**STATED GOAL**
Each line holding the word "this" counts once; give the total and nothing more.

*****

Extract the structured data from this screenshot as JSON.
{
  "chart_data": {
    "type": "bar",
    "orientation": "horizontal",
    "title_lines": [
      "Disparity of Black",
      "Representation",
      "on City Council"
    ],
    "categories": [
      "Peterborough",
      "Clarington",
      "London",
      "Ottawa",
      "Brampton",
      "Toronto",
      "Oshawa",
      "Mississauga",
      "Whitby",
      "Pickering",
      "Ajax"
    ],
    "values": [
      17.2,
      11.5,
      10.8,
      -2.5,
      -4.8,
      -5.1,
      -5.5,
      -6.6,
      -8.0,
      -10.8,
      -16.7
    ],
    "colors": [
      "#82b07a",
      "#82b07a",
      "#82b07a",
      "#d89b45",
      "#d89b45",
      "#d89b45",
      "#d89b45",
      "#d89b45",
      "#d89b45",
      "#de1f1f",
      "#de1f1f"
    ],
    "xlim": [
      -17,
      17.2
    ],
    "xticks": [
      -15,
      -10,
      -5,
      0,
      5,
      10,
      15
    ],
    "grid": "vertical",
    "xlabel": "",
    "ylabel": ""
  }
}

*****

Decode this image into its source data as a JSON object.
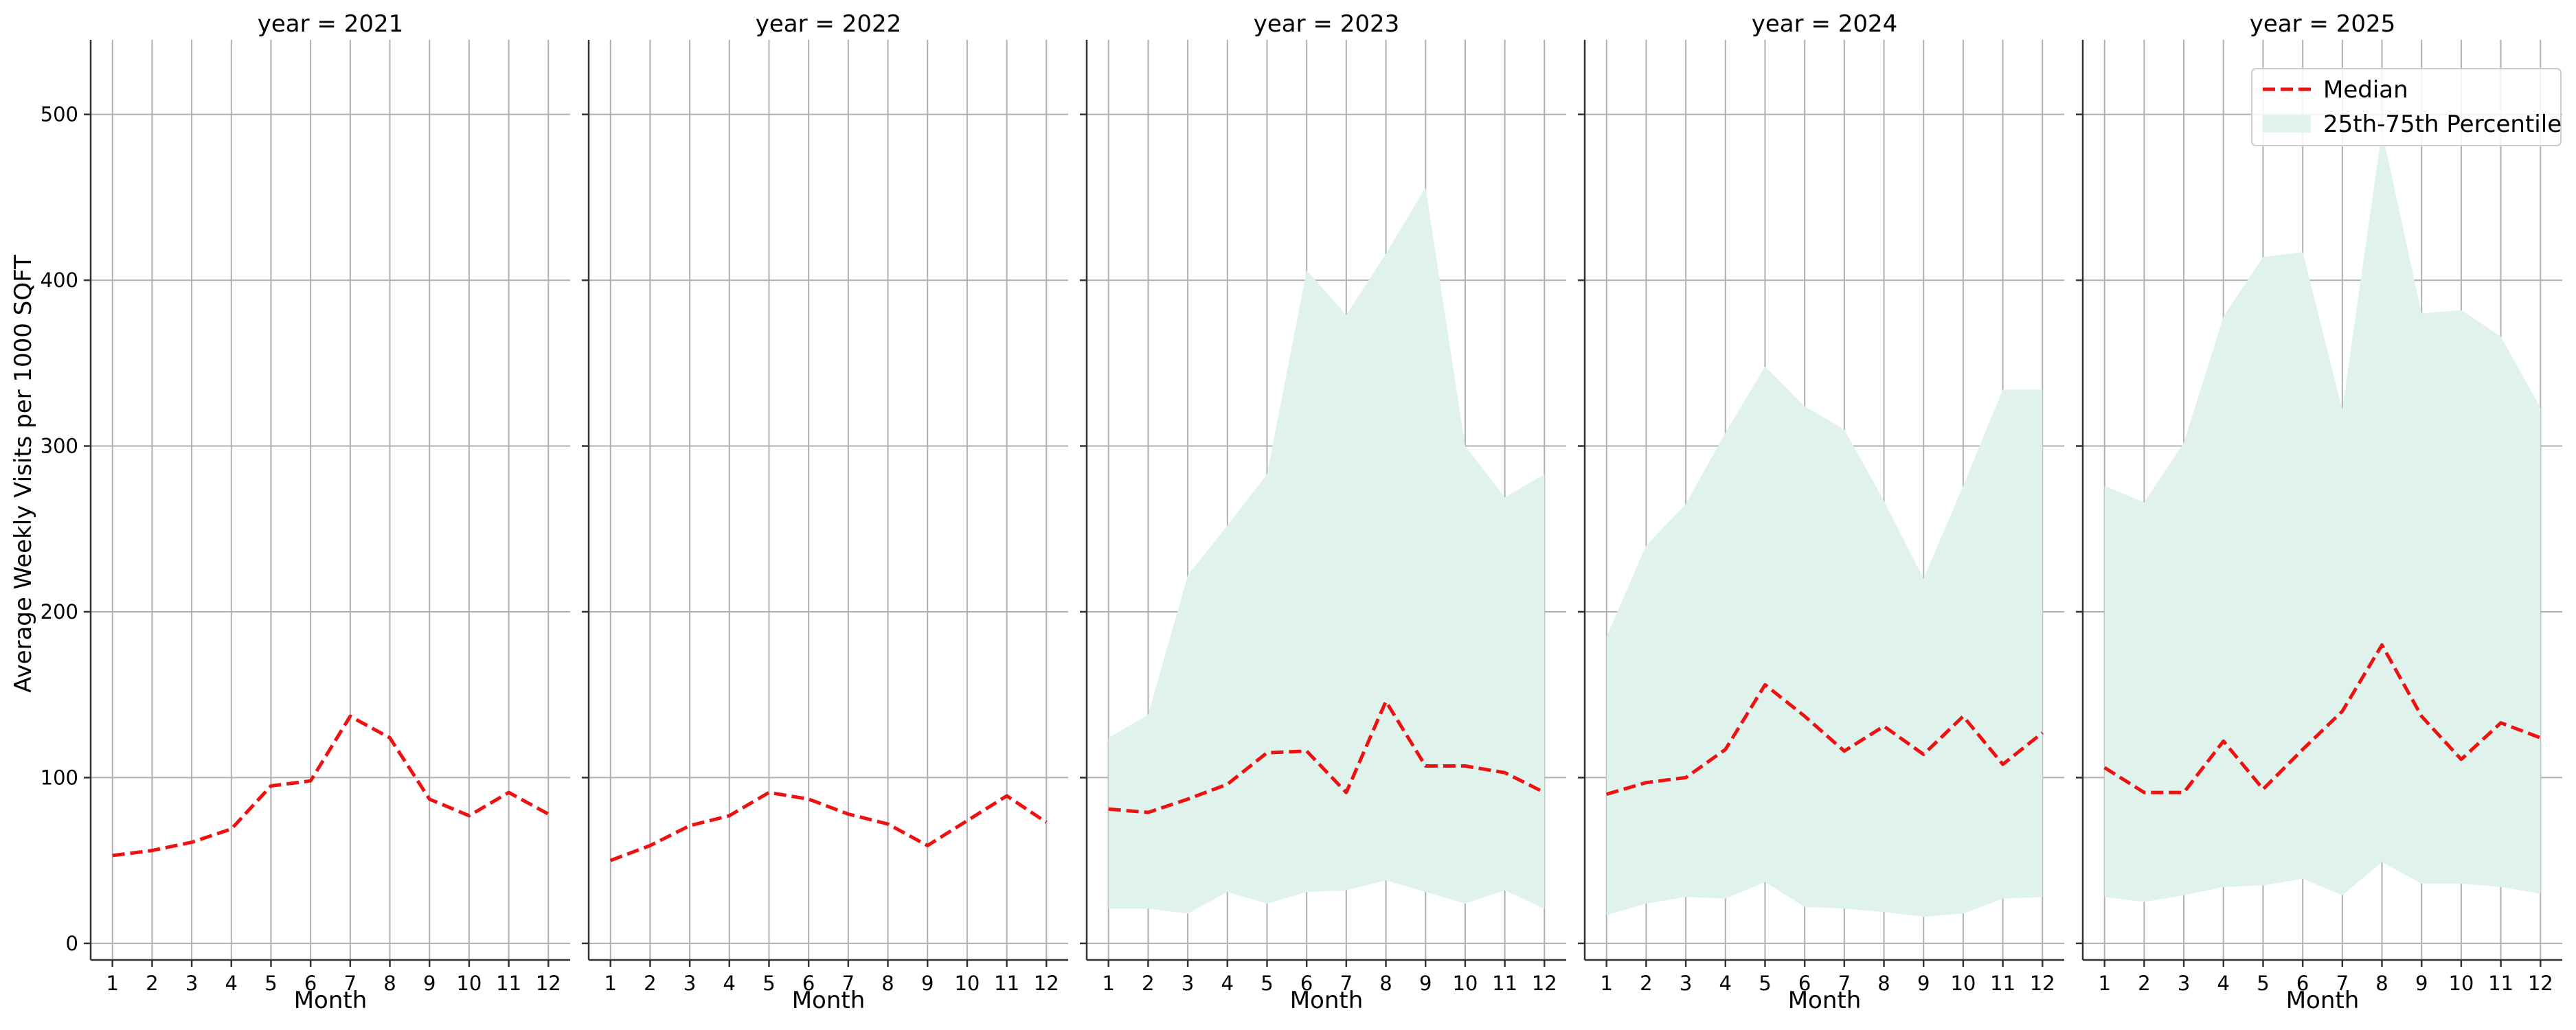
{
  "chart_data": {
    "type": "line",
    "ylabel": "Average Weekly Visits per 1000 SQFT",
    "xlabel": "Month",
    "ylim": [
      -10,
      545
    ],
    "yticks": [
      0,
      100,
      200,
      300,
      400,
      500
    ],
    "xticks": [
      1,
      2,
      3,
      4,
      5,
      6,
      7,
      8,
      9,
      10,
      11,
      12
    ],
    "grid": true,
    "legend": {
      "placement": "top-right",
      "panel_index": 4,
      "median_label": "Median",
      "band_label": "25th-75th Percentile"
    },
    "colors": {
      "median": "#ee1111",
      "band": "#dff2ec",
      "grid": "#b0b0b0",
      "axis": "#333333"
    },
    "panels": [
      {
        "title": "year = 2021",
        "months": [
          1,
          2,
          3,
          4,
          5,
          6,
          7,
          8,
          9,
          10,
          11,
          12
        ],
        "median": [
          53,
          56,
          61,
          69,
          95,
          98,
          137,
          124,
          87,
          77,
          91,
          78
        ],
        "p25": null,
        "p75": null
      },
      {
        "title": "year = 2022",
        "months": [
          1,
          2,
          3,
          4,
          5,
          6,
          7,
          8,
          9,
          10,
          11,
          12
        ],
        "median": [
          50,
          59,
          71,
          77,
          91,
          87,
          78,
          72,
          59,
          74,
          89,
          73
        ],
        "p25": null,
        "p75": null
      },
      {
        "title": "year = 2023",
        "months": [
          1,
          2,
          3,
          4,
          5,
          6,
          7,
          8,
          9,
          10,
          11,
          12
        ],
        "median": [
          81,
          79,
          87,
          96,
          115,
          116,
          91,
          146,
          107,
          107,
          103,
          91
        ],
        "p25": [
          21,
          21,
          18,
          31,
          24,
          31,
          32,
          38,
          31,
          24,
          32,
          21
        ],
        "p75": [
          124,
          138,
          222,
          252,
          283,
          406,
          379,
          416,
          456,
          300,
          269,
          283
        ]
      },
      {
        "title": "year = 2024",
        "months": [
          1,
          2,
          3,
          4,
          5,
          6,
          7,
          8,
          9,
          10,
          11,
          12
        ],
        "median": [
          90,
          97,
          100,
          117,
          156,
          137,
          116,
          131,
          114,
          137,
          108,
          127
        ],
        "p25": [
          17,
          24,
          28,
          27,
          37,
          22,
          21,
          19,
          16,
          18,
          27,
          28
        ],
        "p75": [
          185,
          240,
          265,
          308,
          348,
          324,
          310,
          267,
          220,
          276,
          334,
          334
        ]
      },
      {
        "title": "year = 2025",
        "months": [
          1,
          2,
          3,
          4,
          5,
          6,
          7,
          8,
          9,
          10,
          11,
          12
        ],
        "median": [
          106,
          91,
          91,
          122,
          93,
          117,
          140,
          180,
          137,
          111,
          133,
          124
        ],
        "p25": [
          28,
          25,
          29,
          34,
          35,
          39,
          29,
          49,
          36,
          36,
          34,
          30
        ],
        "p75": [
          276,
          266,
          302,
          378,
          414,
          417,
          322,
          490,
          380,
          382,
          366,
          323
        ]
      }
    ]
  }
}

*****

**FULL RESPONSE**
2